Aim:
Transcribe the material exactly. Images do not belong in the copy.
—————
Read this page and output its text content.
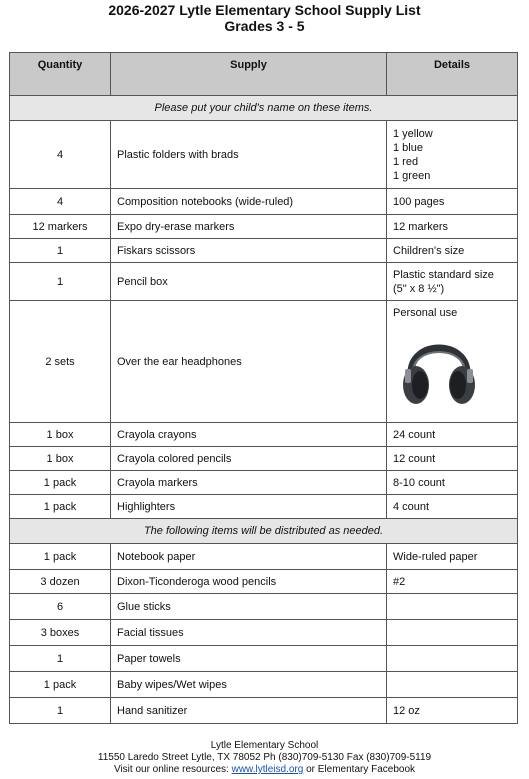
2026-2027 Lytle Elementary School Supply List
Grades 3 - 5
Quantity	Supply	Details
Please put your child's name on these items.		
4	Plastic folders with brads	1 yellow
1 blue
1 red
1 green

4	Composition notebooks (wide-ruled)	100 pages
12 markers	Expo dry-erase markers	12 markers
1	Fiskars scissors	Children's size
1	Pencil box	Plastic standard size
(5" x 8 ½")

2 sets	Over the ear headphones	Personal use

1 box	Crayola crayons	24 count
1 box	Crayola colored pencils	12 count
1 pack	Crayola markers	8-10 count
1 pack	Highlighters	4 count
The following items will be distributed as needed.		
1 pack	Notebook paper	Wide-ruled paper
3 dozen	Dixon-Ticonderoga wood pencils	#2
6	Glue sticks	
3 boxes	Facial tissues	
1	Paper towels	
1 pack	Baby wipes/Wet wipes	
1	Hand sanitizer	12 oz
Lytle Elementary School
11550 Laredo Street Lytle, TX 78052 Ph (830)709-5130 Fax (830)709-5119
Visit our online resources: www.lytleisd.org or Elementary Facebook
—————
Complete output:
Read this page and output its text content.
2026-2027 Lytle Elementary School Supply List
Grades 3 - 5
Quantity	Supply	Details
Please put your child's name on these items.		
4	Plastic folders with brads	1 yellow
1 blue
1 red
1 green

4	Composition notebooks (wide-ruled)	100 pages
12 markers	Expo dry-erase markers	12 markers
1	Fiskars scissors	Children's size
1	Pencil box	Plastic standard size
(5" x 8 ½")

2 sets	Over the ear headphones	Personal use

1 box	Crayola crayons	24 count
1 box	Crayola colored pencils	12 count
1 pack	Crayola markers	8-10 count
1 pack	Highlighters	4 count
The following items will be distributed as needed.		
1 pack	Notebook paper	Wide-ruled paper
3 dozen	Dixon-Ticonderoga wood pencils	#2
6	Glue sticks	
3 boxes	Facial tissues	
1	Paper towels	
1 pack	Baby wipes/Wet wipes	
1	Hand sanitizer	12 oz
Lytle Elementary School
11550 Laredo Street Lytle, TX 78052 Ph (830)709-5130 Fax (830)709-5119
Visit our online resources: www.lytleisd.org or Elementary Facebook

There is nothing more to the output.